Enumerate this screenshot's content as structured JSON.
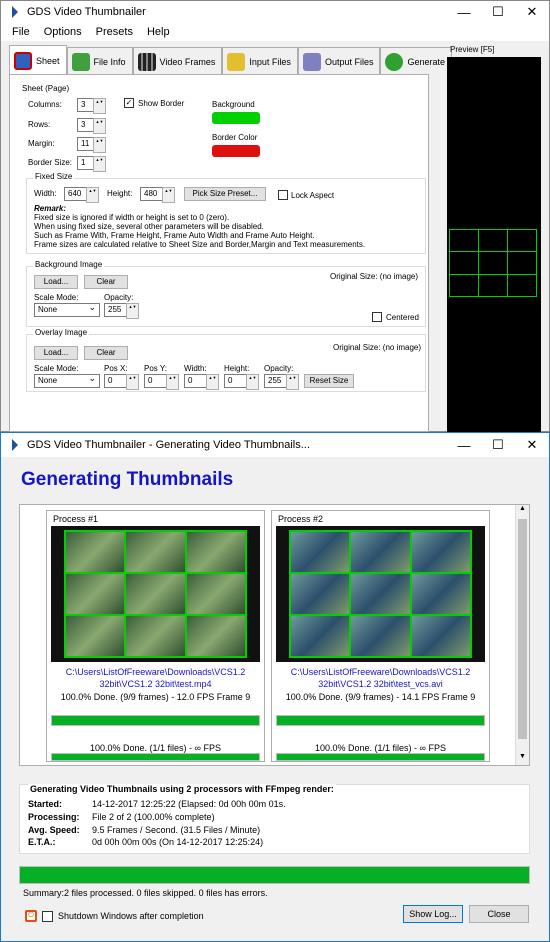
{
  "win1": {
    "title": "GDS Video Thumbnailer",
    "menu": [
      "File",
      "Options",
      "Presets",
      "Help"
    ],
    "tabs": [
      {
        "label": "Sheet",
        "icon": "sheet-icon",
        "color": "#3060c0"
      },
      {
        "label": "File Info",
        "icon": "file-info-icon",
        "color": "#40a040"
      },
      {
        "label": "Video Frames",
        "icon": "film-icon",
        "color": "#555555"
      },
      {
        "label": "Input Files",
        "icon": "folder-icon",
        "color": "#e0c030"
      },
      {
        "label": "Output Files",
        "icon": "output-icon",
        "color": "#8080c0"
      },
      {
        "label": "Generate",
        "icon": "generate-icon",
        "color": "#30a030"
      }
    ],
    "preview_label": "Preview  [F5]",
    "sheet": {
      "group": "Sheet (Page)",
      "columns_label": "Columns:",
      "columns": "3",
      "rows_label": "Rows:",
      "rows": "3",
      "margin_label": "Margin:",
      "margin": "11",
      "border_label": "Border Size:",
      "border": "1",
      "show_border": "Show Border",
      "background_label": "Background",
      "background_color": "#00d000",
      "border_color_label": "Border Color",
      "border_color": "#e01010"
    },
    "fixed": {
      "group": "Fixed Size",
      "width_label": "Width:",
      "width": "640",
      "height_label": "Height:",
      "height": "480",
      "pick": "Pick Size Preset...",
      "lock": "Lock Aspect",
      "remark_title": "Remark:",
      "remark": [
        "Fixed size is ignored if width or height is set to 0 (zero).",
        "When using fixed size, several other parameters will be disabled.",
        "Such as Frame With, Frame Height, Frame Auto Width and Frame Auto Height.",
        "Frame sizes are calculated relative to Sheet Size and Border,Margin and Text measurements."
      ]
    },
    "bgimage": {
      "group": "Background Image",
      "load": "Load...",
      "clear": "Clear",
      "original": "Original Size:  (no image)",
      "scale_label": "Scale Mode:",
      "scale": "None",
      "opacity_label": "Opacity:",
      "opacity": "255",
      "centered": "Centered"
    },
    "overlay": {
      "group": "Overlay Image",
      "load": "Load...",
      "clear": "Clear",
      "original": "Original Size:  (no image)",
      "scale_label": "Scale Mode:",
      "scale": "None",
      "posx_label": "Pos X:",
      "posx": "0",
      "posy_label": "Pos Y:",
      "posy": "0",
      "width_label": "Width:",
      "width": "0",
      "height_label": "Height:",
      "height": "0",
      "opacity_label": "Opacity:",
      "opacity": "255",
      "reset": "Reset Size"
    }
  },
  "win2": {
    "title": "GDS Video Thumbnailer - Generating Video Thumbnails...",
    "heading": "Generating Thumbnails",
    "processes": [
      {
        "title": "Process #1",
        "path1": "C:\\Users\\ListOfFreeware\\Downloads\\VCS1.2",
        "path2": "32bit\\VCS1.2 32bit\\test.mp4",
        "status": "100.0% Done. (9/9 frames) - 12.0 FPS Frame 9",
        "progress": 1.0,
        "files": "100.0% Done. (1/1 files) - ∞ FPS",
        "files_progress": 1.0
      },
      {
        "title": "Process #2",
        "path1": "C:\\Users\\ListOfFreeware\\Downloads\\VCS1.2",
        "path2": "32bit\\VCS1.2 32bit\\test_vcs.avi",
        "status": "100.0% Done. (9/9 frames) - 14.1 FPS Frame 9",
        "progress": 1.0,
        "files": "100.0% Done. (1/1 files) - ∞ FPS",
        "files_progress": 1.0
      }
    ],
    "info": {
      "title": "Generating Video Thumbnails using 2 processors with FFmpeg render:",
      "started_label": "Started:",
      "started": "14-12-2017 12:25:22 (Elapsed: 0d 00h 00m 01s.",
      "processing_label": "Processing:",
      "processing": "File 2 of 2 (100.00% complete)",
      "speed_label": "Avg. Speed:",
      "speed": "9.5 Frames / Second. (31.5 Files / Minute)",
      "eta_label": "E.T.A.:",
      "eta": "0d 00h 00m 00s (On 14-12-2017 12:25:24)"
    },
    "overall_progress": 1.0,
    "summary": "Summary:2 files processed. 0 files skipped. 0 files has errors.",
    "shutdown": "Shutdown Windows after completion",
    "show_log": "Show Log...",
    "close": "Close"
  }
}
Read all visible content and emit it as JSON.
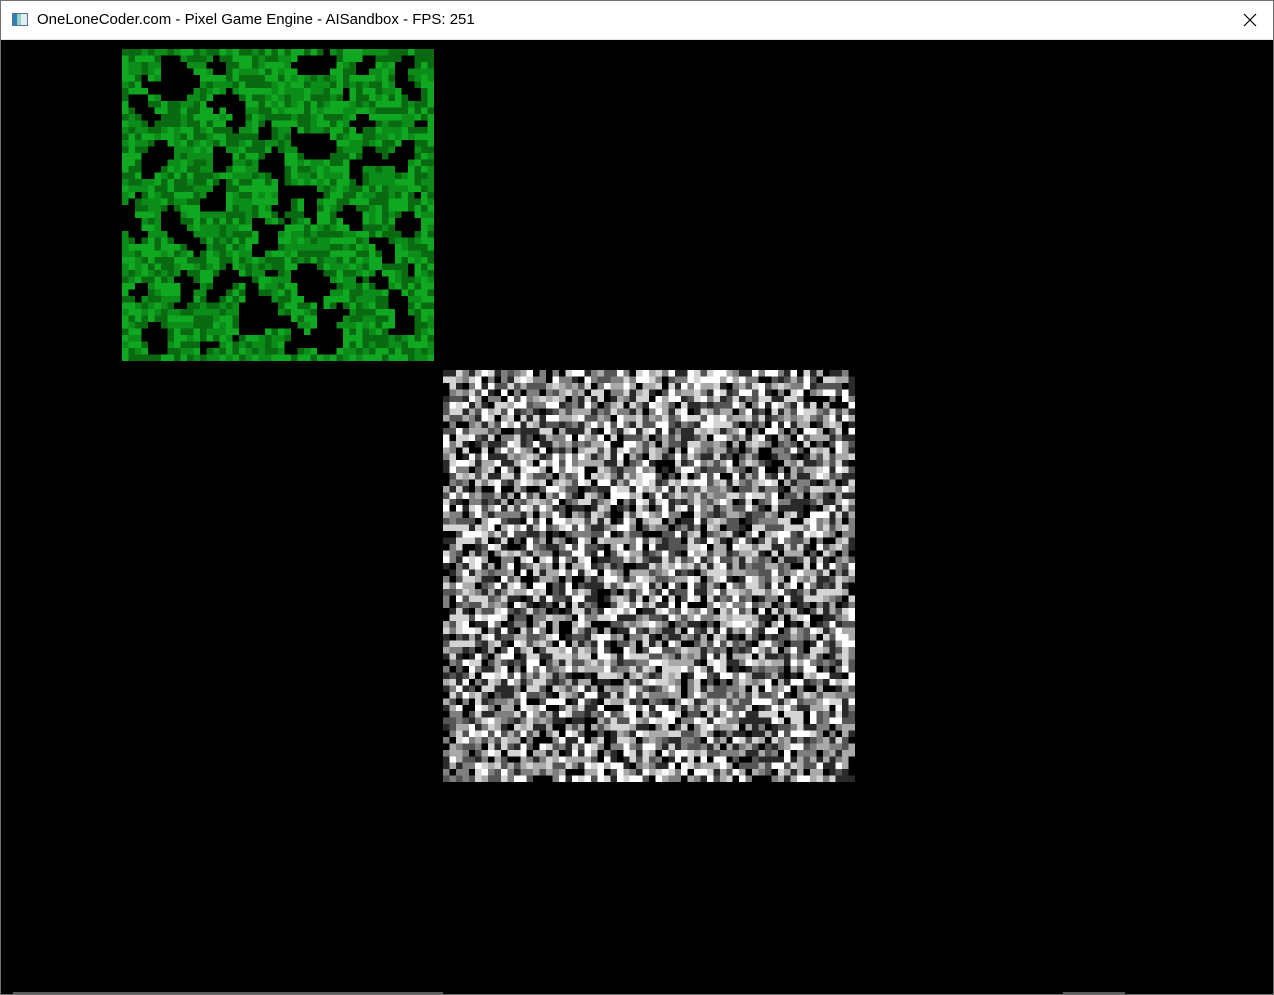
{
  "window": {
    "title": "OneLoneCoder.com - Pixel Game Engine - AISandbox - FPS: 251",
    "app_icon": "window-app-icon",
    "close_icon": "close-icon"
  },
  "canvas": {
    "background": "#000000",
    "grids": [
      {
        "name": "green-cell-grid",
        "cells": 48,
        "palette": [
          "#000000",
          "#0a6a12",
          "#0c8c18",
          "#10a820"
        ]
      },
      {
        "name": "grayscale-noise-grid",
        "cells": 64,
        "palette": [
          "#000000",
          "#2a2a2a",
          "#555555",
          "#7f7f7f",
          "#aaaaaa",
          "#d4d4d4",
          "#ffffff"
        ]
      }
    ]
  }
}
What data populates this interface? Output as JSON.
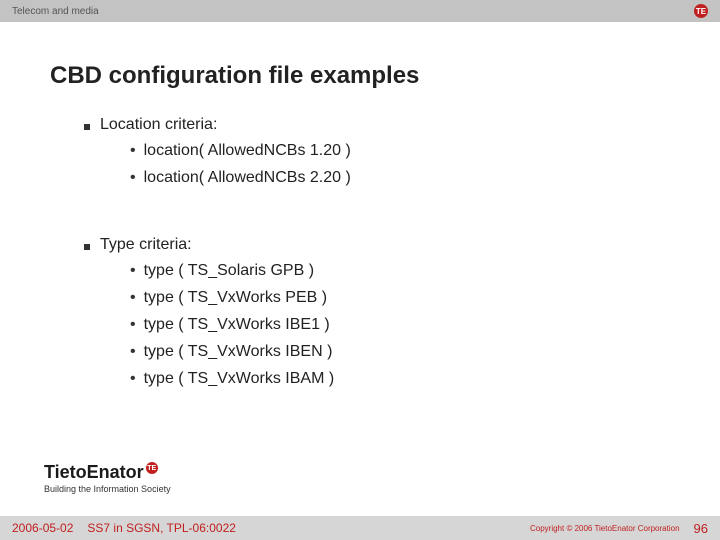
{
  "topbar": {
    "label": "Telecom and media",
    "icon_text": "TE"
  },
  "title": "CBD configuration file examples",
  "sections": [
    {
      "label": "Location criteria:",
      "items": [
        "location( AllowedNCBs 1.20 )",
        "location( AllowedNCBs 2.20 )"
      ]
    },
    {
      "label": "Type criteria:",
      "items": [
        "type ( TS_Solaris GPB )",
        "type ( TS_VxWorks PEB )",
        "type ( TS_VxWorks IBE1 )",
        "type ( TS_VxWorks IBEN )",
        "type ( TS_VxWorks IBAM )"
      ]
    }
  ],
  "brand": {
    "name": "TietoEnator",
    "icon_text": "TE",
    "tagline": "Building the Information Society"
  },
  "footer": {
    "date": "2006-05-02",
    "reference": "SS7 in SGSN, TPL-06:0022",
    "copyright": "Copyright © 2006 TietoEnator Corporation",
    "page": "96"
  }
}
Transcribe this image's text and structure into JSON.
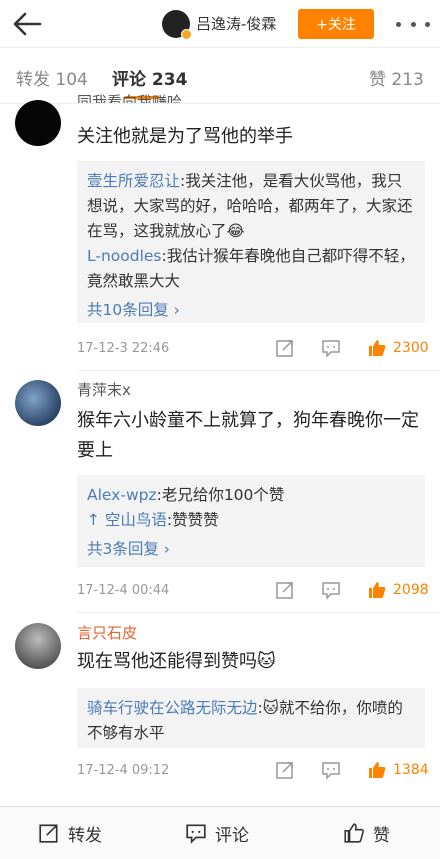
{
  "header": {
    "username": "吕逸涛-俊霖",
    "follow_label": "+关注"
  },
  "tabs": {
    "repost": "转发 104",
    "comment": "评论 234",
    "like": "赞 213"
  },
  "comments": [
    {
      "name": "同我看向我赚哈",
      "text": "关注他就是为了骂他的举手",
      "replies": [
        {
          "name": "壹生所爱忍让",
          "text": ":我关注他，是看大伙骂他，我只想说，大家骂的好，哈哈哈，都两年了，大家还在骂，这我就放心了😂"
        },
        {
          "name": "L-noodles",
          "text": ":我估计猴年春晚他自己都吓得不轻，竟然敢黑大大"
        }
      ],
      "more_replies": "共10条回复 ›",
      "date": "17-12-3 22:46",
      "likes": "2300"
    },
    {
      "name": "青萍末x",
      "text": "猴年六小龄童不上就算了，狗年春晚你一定要上",
      "replies": [
        {
          "name": "Alex-wpz",
          "text": ":老兄给你100个赞"
        },
        {
          "name": "↑ 空山鸟语",
          "text": ":赞赞赞"
        }
      ],
      "more_replies": "共3条回复 ›",
      "date": "17-12-4 00:44",
      "likes": "2098"
    },
    {
      "name": "言只石皮",
      "text": "现在骂他还能得到赞吗🐱",
      "replies": [
        {
          "name": "骑车行驶在公路无际无边",
          "text": ":🐱就不给你，你喷的不够有水平"
        }
      ],
      "more_replies": "",
      "date": "17-12-4 09:12",
      "likes": "1384"
    }
  ],
  "bottom_bar": {
    "repost": "转发",
    "comment": "评论",
    "like": "赞"
  },
  "colors": {
    "accent": "#ff8200",
    "link": "#4b7bb5"
  }
}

..........

* Task details
Quote the preceding records in their entirety, excluding every picture.

* Answer for this exercise
Enumerate this screenshot's content as structured JSON.
{
  "win1": {
    "title": "GDS Video Thumbnailer",
    "menu": [
      "File",
      "Options",
      "Presets",
      "Help"
    ],
    "tabs": [
      {
        "label": "Sheet",
        "icon": "sheet-icon",
        "color": "#3060c0"
      },
      {
        "label": "File Info",
        "icon": "file-info-icon",
        "color": "#40a040"
      },
      {
        "label": "Video Frames",
        "icon": "film-icon",
        "color": "#555555"
      },
      {
        "label": "Input Files",
        "icon": "folder-icon",
        "color": "#e0c030"
      },
      {
        "label": "Output Files",
        "icon": "output-icon",
        "color": "#8080c0"
      },
      {
        "label": "Generate",
        "icon": "generate-icon",
        "color": "#30a030"
      }
    ],
    "preview_label": "Preview  [F5]",
    "sheet": {
      "group": "Sheet (Page)",
      "columns_label": "Columns:",
      "columns": "3",
      "rows_label": "Rows:",
      "rows": "3",
      "margin_label": "Margin:",
      "margin": "11",
      "border_label": "Border Size:",
      "border": "1",
      "show_border": "Show Border",
      "background_label": "Background",
      "background_color": "#00d000",
      "border_color_label": "Border Color",
      "border_color": "#e01010"
    },
    "fixed": {
      "group": "Fixed Size",
      "width_label": "Width:",
      "width": "640",
      "height_label": "Height:",
      "height": "480",
      "pick": "Pick Size Preset...",
      "lock": "Lock Aspect",
      "remark_title": "Remark:",
      "remark": [
        "Fixed size is ignored if width or height is set to 0 (zero).",
        "When using fixed size, several other parameters will be disabled.",
        "Such as Frame With, Frame Height, Frame Auto Width and Frame Auto Height.",
        "Frame sizes are calculated relative to Sheet Size and Border,Margin and Text measurements."
      ]
    },
    "bgimage": {
      "group": "Background Image",
      "load": "Load...",
      "clear": "Clear",
      "original": "Original Size:  (no image)",
      "scale_label": "Scale Mode:",
      "scale": "None",
      "opacity_label": "Opacity:",
      "opacity": "255",
      "centered": "Centered"
    },
    "overlay": {
      "group": "Overlay Image",
      "load": "Load...",
      "clear": "Clear",
      "original": "Original Size:  (no image)",
      "scale_label": "Scale Mode:",
      "scale": "None",
      "posx_label": "Pos X:",
      "posx": "0",
      "posy_label": "Pos Y:",
      "posy": "0",
      "width_label": "Width:",
      "width": "0",
      "height_label": "Height:",
      "height": "0",
      "opacity_label": "Opacity:",
      "opacity": "255",
      "reset": "Reset Size"
    }
  },
  "win2": {
    "title": "GDS Video Thumbnailer - Generating Video Thumbnails...",
    "heading": "Generating Thumbnails",
    "processes": [
      {
        "title": "Process #1",
        "path1": "C:\\Users\\ListOfFreeware\\Downloads\\VCS1.2",
        "path2": "32bit\\VCS1.2 32bit\\test.mp4",
        "status": "100.0% Done. (9/9 frames) - 12.0 FPS Frame 9",
        "progress": 1.0,
        "files": "100.0% Done. (1/1 files) - ∞ FPS",
        "files_progress": 1.0
      },
      {
        "title": "Process #2",
        "path1": "C:\\Users\\ListOfFreeware\\Downloads\\VCS1.2",
        "path2": "32bit\\VCS1.2 32bit\\test_vcs.avi",
        "status": "100.0% Done. (9/9 frames) - 14.1 FPS Frame 9",
        "progress": 1.0,
        "files": "100.0% Done. (1/1 files) - ∞ FPS",
        "files_progress": 1.0
      }
    ],
    "info": {
      "title": "Generating Video Thumbnails using 2 processors with FFmpeg render:",
      "started_label": "Started:",
      "started": "14-12-2017 12:25:22 (Elapsed: 0d 00h 00m 01s.",
      "processing_label": "Processing:",
      "processing": "File 2 of 2 (100.00% complete)",
      "speed_label": "Avg. Speed:",
      "speed": "9.5 Frames / Second. (31.5 Files / Minute)",
      "eta_label": "E.T.A.:",
      "eta": "0d 00h 00m 00s (On 14-12-2017 12:25:24)"
    },
    "overall_progress": 1.0,
    "summary": "Summary:2 files processed. 0 files skipped. 0 files has errors.",
    "shutdown": "Shutdown Windows after completion",
    "show_log": "Show Log...",
    "close": "Close"
  }
}
Read all visible content and emit it as JSON.
{
  "window": {
    "title": "OneLoneCoder.com - Pixel Game Engine - AISandbox - FPS: 251",
    "app_icon": "window-app-icon",
    "close_icon": "close-icon"
  },
  "canvas": {
    "background": "#000000",
    "grids": [
      {
        "name": "green-cell-grid",
        "cells": 48,
        "palette": [
          "#000000",
          "#0a6a12",
          "#0c8c18",
          "#10a820"
        ]
      },
      {
        "name": "grayscale-noise-grid",
        "cells": 64,
        "palette": [
          "#000000",
          "#2a2a2a",
          "#555555",
          "#7f7f7f",
          "#aaaaaa",
          "#d4d4d4",
          "#ffffff"
        ]
      }
    ]
  }
}
What data populates this interface? Output as JSON.
{
  "topbar": {
    "label": "Telecom and media",
    "icon_text": "TE"
  },
  "title": "CBD configuration file examples",
  "sections": [
    {
      "label": "Location criteria:",
      "items": [
        "location( AllowedNCBs 1.20 )",
        "location( AllowedNCBs 2.20 )"
      ]
    },
    {
      "label": "Type criteria:",
      "items": [
        "type ( TS_Solaris GPB )",
        "type ( TS_VxWorks PEB )",
        "type ( TS_VxWorks IBE1 )",
        "type ( TS_VxWorks IBEN )",
        "type ( TS_VxWorks IBAM )"
      ]
    }
  ],
  "brand": {
    "name": "TietoEnator",
    "icon_text": "TE",
    "tagline": "Building the Information Society"
  },
  "footer": {
    "date": "2006-05-02",
    "reference": "SS7 in SGSN, TPL-06:0022",
    "copyright": "Copyright © 2006 TietoEnator Corporation",
    "page": "96"
  }
}
Transcribe this image's text and structure into JSON.
{
  "header": {
    "username": "吕逸涛-俊霖",
    "follow_label": "+关注"
  },
  "tabs": {
    "repost": "转发 104",
    "comment": "评论 234",
    "like": "赞 213"
  },
  "comments": [
    {
      "name": "同我看向我赚哈",
      "text": "关注他就是为了骂他的举手",
      "replies": [
        {
          "name": "壹生所爱忍让",
          "text": ":我关注他，是看大伙骂他，我只想说，大家骂的好，哈哈哈，都两年了，大家还在骂，这我就放心了😂"
        },
        {
          "name": "L-noodles",
          "text": ":我估计猴年春晚他自己都吓得不轻，竟然敢黑大大"
        }
      ],
      "more_replies": "共10条回复 ›",
      "date": "17-12-3 22:46",
      "likes": "2300"
    },
    {
      "name": "青萍末x",
      "text": "猴年六小龄童不上就算了，狗年春晚你一定要上",
      "replies": [
        {
          "name": "Alex-wpz",
          "text": ":老兄给你100个赞"
        },
        {
          "name": "↑ 空山鸟语",
          "text": ":赞赞赞"
        }
      ],
      "more_replies": "共3条回复 ›",
      "date": "17-12-4 00:44",
      "likes": "2098"
    },
    {
      "name": "言只石皮",
      "text": "现在骂他还能得到赞吗🐱",
      "replies": [
        {
          "name": "骑车行驶在公路无际无边",
          "text": ":🐱就不给你，你喷的不够有水平"
        }
      ],
      "more_replies": "",
      "date": "17-12-4 09:12",
      "likes": "1384"
    }
  ],
  "bottom_bar": {
    "repost": "转发",
    "comment": "评论",
    "like": "赞"
  },
  "colors": {
    "accent": "#ff8200",
    "link": "#4b7bb5"
  }
}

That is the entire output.